[Written problem] Reproduce the rows below with every "series-line" swapped for "plot-line" and everything else left unchanged, omitting the pictures.

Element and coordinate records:
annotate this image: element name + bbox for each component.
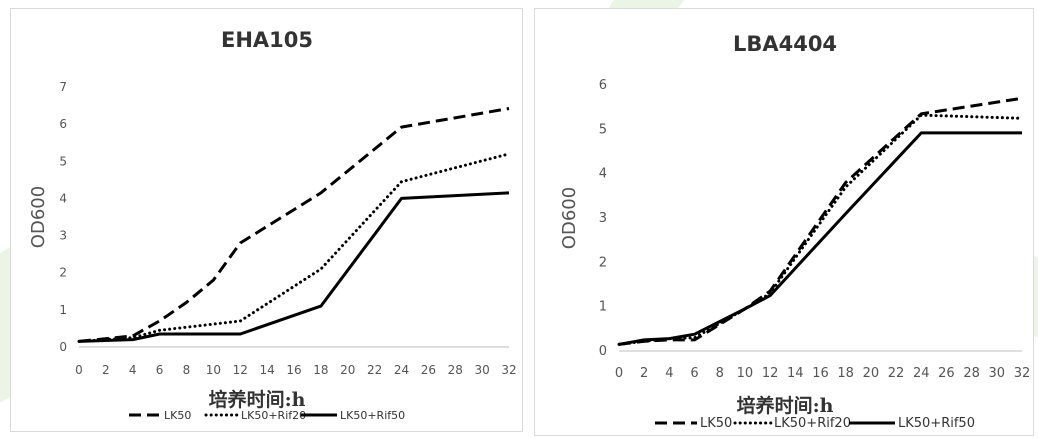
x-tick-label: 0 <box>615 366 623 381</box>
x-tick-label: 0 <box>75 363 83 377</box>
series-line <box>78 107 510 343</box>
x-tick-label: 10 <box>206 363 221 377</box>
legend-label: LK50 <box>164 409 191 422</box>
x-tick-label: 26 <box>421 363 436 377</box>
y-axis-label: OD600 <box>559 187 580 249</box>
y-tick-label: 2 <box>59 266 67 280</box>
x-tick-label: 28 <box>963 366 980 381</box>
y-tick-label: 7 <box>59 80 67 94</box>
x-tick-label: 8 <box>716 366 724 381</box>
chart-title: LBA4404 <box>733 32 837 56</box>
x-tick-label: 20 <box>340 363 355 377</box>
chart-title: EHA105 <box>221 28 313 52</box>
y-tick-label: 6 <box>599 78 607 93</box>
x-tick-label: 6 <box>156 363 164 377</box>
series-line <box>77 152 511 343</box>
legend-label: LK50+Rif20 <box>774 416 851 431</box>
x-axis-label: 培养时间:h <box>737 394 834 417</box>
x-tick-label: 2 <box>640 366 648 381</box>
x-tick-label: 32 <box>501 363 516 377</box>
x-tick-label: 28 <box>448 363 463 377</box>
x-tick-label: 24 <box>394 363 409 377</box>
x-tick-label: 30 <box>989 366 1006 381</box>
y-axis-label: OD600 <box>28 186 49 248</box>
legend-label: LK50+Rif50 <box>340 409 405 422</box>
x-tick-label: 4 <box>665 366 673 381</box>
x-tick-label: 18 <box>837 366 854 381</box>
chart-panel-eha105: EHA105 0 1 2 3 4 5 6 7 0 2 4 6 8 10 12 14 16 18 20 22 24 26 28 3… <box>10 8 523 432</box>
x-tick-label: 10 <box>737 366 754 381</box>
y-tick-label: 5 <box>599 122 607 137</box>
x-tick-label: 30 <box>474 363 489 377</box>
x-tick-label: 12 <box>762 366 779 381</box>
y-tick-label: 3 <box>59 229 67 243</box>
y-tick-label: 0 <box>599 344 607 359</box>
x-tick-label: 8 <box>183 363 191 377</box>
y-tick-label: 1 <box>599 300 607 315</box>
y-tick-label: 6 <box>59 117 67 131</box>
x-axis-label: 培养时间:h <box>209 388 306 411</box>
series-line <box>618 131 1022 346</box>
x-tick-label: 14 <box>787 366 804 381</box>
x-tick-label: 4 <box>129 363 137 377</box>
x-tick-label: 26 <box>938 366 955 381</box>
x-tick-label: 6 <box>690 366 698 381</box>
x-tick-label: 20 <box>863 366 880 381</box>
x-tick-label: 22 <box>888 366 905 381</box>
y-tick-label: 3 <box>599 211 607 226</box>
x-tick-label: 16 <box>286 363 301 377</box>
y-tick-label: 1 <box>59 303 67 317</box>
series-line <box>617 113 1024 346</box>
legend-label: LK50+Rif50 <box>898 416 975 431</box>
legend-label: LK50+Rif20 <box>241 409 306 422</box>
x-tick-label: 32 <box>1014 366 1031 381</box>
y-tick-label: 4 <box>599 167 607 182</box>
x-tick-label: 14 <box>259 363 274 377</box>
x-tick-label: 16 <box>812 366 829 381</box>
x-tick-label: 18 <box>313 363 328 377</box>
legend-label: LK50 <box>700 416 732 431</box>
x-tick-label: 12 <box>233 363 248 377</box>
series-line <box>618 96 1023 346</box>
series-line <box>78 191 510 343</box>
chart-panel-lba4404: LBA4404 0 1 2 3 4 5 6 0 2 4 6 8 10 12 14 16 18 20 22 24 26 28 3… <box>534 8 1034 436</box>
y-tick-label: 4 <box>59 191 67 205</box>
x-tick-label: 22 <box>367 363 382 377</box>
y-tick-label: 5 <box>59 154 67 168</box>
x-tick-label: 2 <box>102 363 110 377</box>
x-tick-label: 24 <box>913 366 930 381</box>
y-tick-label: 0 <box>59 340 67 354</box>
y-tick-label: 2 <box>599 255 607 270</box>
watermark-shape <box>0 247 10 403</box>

[Exercise output]
annotate this image: element name + bbox for each component.
x-tick-label: 0 <box>615 366 623 381</box>
x-tick-label: 0 <box>75 363 83 377</box>
plot-line <box>78 107 510 343</box>
x-tick-label: 10 <box>206 363 221 377</box>
legend-label: LK50 <box>164 409 191 422</box>
x-tick-label: 26 <box>421 363 436 377</box>
y-axis-label: OD600 <box>559 187 580 249</box>
y-tick-label: 2 <box>59 266 67 280</box>
x-tick-label: 28 <box>963 366 980 381</box>
y-tick-label: 7 <box>59 80 67 94</box>
x-tick-label: 8 <box>716 366 724 381</box>
chart-title: LBA4404 <box>733 32 837 56</box>
x-tick-label: 20 <box>340 363 355 377</box>
chart-title: EHA105 <box>221 28 313 52</box>
y-tick-label: 6 <box>599 78 607 93</box>
x-tick-label: 6 <box>156 363 164 377</box>
plot-line <box>77 152 511 343</box>
legend-label: LK50+Rif20 <box>774 416 851 431</box>
x-axis-label: 培养时间:h <box>737 394 834 417</box>
x-tick-label: 2 <box>640 366 648 381</box>
x-tick-label: 32 <box>501 363 516 377</box>
x-tick-label: 28 <box>448 363 463 377</box>
x-tick-label: 24 <box>394 363 409 377</box>
x-tick-label: 30 <box>989 366 1006 381</box>
y-axis-label: OD600 <box>28 186 49 248</box>
legend-label: LK50+Rif50 <box>340 409 405 422</box>
x-tick-label: 4 <box>665 366 673 381</box>
x-tick-label: 18 <box>837 366 854 381</box>
chart-panel-eha105: EHA105 0 1 2 3 4 5 6 7 0 2 4 6 8 10 12 14 16 18 20 22 24 26 28 3… <box>10 8 523 432</box>
x-tick-label: 10 <box>737 366 754 381</box>
y-tick-label: 5 <box>599 122 607 137</box>
x-tick-label: 30 <box>474 363 489 377</box>
x-tick-label: 12 <box>762 366 779 381</box>
y-tick-label: 3 <box>59 229 67 243</box>
y-tick-label: 0 <box>599 344 607 359</box>
x-tick-label: 8 <box>183 363 191 377</box>
y-tick-label: 1 <box>599 300 607 315</box>
y-tick-label: 6 <box>59 117 67 131</box>
x-axis-label: 培养时间:h <box>209 388 306 411</box>
plot-line <box>618 131 1022 346</box>
x-tick-label: 14 <box>787 366 804 381</box>
x-tick-label: 4 <box>129 363 137 377</box>
x-tick-label: 26 <box>938 366 955 381</box>
x-tick-label: 6 <box>690 366 698 381</box>
x-tick-label: 20 <box>863 366 880 381</box>
x-tick-label: 22 <box>888 366 905 381</box>
y-tick-label: 3 <box>599 211 607 226</box>
x-tick-label: 16 <box>286 363 301 377</box>
y-tick-label: 1 <box>59 303 67 317</box>
plot-line <box>617 113 1024 346</box>
legend-label: LK50+Rif50 <box>898 416 975 431</box>
legend-label: LK50+Rif20 <box>241 409 306 422</box>
x-tick-label: 32 <box>1014 366 1031 381</box>
y-tick-label: 4 <box>599 167 607 182</box>
x-tick-label: 14 <box>259 363 274 377</box>
x-tick-label: 16 <box>812 366 829 381</box>
x-tick-label: 18 <box>313 363 328 377</box>
legend-label: LK50 <box>700 416 732 431</box>
x-tick-label: 12 <box>233 363 248 377</box>
plot-line <box>618 96 1023 346</box>
plot-line <box>78 191 510 343</box>
chart-panel-lba4404: LBA4404 0 1 2 3 4 5 6 0 2 4 6 8 10 12 14 16 18 20 22 24 26 28 3… <box>534 8 1034 436</box>
y-tick-label: 4 <box>59 191 67 205</box>
x-tick-label: 22 <box>367 363 382 377</box>
y-tick-label: 5 <box>59 154 67 168</box>
x-tick-label: 2 <box>102 363 110 377</box>
x-tick-label: 24 <box>913 366 930 381</box>
y-tick-label: 0 <box>59 340 67 354</box>
y-tick-label: 2 <box>599 255 607 270</box>
watermark-shape <box>0 247 10 403</box>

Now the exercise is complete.